Saved data entries
-- begin --

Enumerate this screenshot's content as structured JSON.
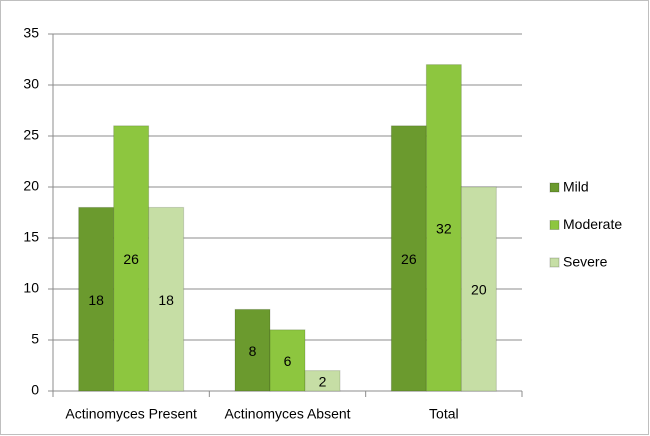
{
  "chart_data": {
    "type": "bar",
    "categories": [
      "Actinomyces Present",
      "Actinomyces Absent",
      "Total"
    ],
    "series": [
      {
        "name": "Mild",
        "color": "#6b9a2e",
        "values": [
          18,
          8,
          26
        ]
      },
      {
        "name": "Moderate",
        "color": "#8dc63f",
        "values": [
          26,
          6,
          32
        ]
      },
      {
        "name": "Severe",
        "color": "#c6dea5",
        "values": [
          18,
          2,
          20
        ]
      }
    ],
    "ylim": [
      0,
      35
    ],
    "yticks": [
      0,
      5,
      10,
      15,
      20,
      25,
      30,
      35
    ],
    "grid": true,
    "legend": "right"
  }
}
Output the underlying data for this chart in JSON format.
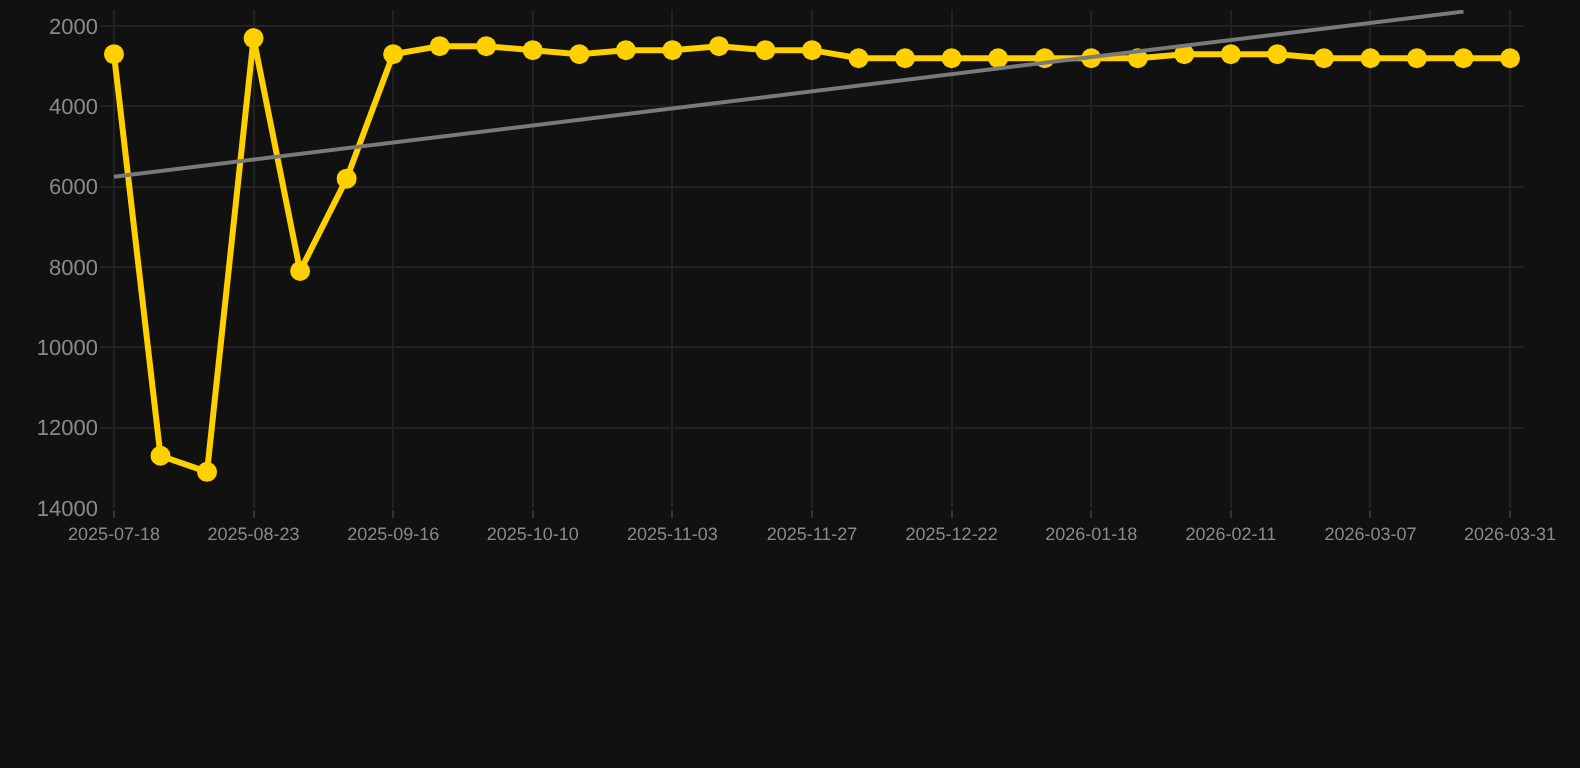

-- end --
-- begin --

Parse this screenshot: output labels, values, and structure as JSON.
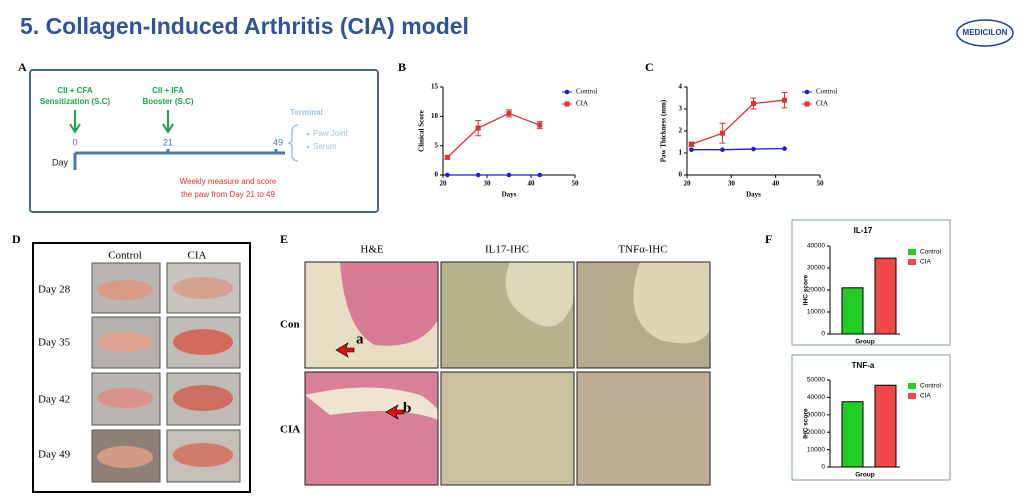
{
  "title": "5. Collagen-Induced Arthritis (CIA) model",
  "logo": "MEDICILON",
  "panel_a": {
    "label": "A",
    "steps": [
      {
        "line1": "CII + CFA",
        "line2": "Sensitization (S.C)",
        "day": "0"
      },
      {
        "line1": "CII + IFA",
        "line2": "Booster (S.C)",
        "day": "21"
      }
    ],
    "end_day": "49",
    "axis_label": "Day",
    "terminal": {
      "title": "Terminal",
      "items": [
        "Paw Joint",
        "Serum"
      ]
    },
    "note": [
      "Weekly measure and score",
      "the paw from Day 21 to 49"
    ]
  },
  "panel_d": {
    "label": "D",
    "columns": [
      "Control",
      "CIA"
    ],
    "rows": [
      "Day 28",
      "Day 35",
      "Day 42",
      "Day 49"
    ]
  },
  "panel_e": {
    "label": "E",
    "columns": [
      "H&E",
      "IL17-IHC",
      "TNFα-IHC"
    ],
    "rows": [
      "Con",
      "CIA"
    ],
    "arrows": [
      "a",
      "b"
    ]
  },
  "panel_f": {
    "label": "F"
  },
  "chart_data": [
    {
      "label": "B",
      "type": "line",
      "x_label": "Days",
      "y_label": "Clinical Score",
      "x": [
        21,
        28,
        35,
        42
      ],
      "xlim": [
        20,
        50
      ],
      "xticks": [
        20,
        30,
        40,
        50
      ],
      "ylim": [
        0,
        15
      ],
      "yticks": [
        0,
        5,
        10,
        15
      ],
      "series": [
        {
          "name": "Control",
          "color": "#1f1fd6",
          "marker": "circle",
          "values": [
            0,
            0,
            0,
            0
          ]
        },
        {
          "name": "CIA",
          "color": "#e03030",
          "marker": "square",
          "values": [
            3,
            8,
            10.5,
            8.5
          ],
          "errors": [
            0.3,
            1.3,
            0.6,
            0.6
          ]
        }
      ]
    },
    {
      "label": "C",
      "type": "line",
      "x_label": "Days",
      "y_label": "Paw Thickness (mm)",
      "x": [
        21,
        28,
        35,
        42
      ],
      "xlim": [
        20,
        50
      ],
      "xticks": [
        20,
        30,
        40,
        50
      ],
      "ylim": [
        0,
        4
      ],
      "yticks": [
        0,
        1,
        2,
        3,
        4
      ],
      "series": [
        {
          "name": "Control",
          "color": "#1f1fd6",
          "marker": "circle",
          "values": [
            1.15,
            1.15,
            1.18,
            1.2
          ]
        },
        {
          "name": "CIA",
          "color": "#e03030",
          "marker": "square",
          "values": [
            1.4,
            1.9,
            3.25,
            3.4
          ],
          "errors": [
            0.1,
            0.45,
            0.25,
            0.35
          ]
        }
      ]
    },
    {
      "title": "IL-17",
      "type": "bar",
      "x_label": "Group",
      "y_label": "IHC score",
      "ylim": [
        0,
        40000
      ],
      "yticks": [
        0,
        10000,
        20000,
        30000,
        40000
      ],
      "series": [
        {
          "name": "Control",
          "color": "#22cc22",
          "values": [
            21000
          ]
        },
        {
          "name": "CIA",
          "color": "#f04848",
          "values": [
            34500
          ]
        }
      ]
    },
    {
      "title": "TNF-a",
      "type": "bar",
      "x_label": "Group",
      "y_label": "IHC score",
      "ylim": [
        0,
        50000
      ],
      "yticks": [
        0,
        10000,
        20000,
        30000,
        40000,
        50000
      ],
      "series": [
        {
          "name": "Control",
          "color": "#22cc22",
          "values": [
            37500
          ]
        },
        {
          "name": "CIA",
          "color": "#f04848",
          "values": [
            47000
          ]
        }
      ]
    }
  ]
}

-- end --
-- begin --

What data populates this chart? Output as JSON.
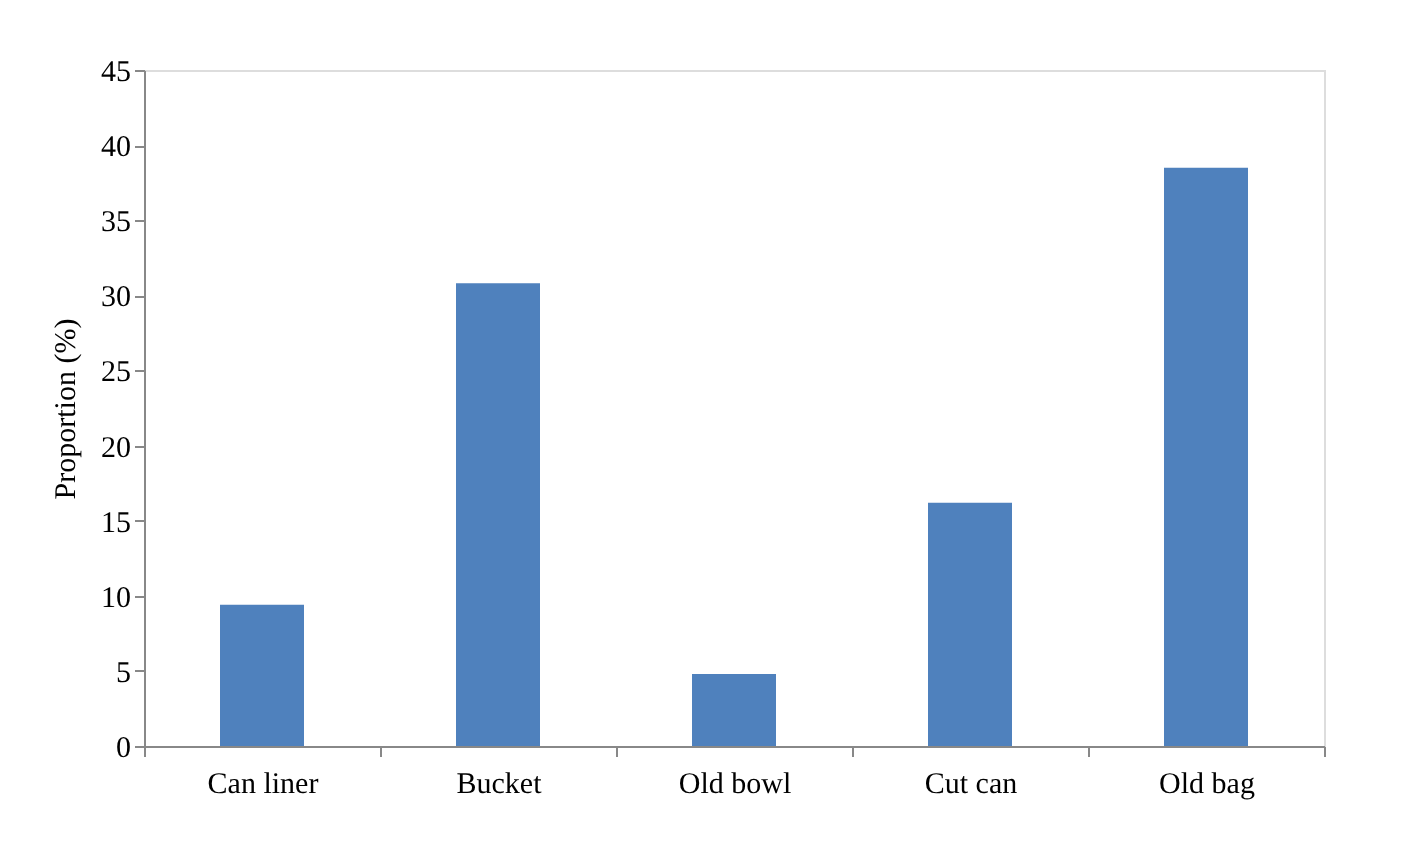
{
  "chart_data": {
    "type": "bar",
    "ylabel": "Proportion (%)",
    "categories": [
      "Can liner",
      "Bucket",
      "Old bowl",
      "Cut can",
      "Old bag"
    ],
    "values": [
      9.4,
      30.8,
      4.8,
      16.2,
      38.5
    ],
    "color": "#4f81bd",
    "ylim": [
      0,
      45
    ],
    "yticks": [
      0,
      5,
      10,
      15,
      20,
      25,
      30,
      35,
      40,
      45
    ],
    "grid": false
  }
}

-- end --

▶ _Requirements_: From the records above, transcribe exactly the lines starting at the one containing "Enumerate this screenshot's" and ending at the one containing "Output the underlying". Skip the pictures.

▶ _Exercise result_:
Enumerate this screenshot's content as structured JSON.
{
  "chart_data": {
    "type": "bar",
    "categories": [
      "Actinomyces Present",
      "Actinomyces Absent",
      "Total"
    ],
    "series": [
      {
        "name": "Mild",
        "color": "#6b9a2e",
        "values": [
          18,
          8,
          26
        ]
      },
      {
        "name": "Moderate",
        "color": "#8dc63f",
        "values": [
          26,
          6,
          32
        ]
      },
      {
        "name": "Severe",
        "color": "#c6dea5",
        "values": [
          18,
          2,
          20
        ]
      }
    ],
    "ylim": [
      0,
      35
    ],
    "yticks": [
      0,
      5,
      10,
      15,
      20,
      25,
      30,
      35
    ],
    "grid": true,
    "legend": "right"
  }
}
Output the underlying data for this chart in JSON format.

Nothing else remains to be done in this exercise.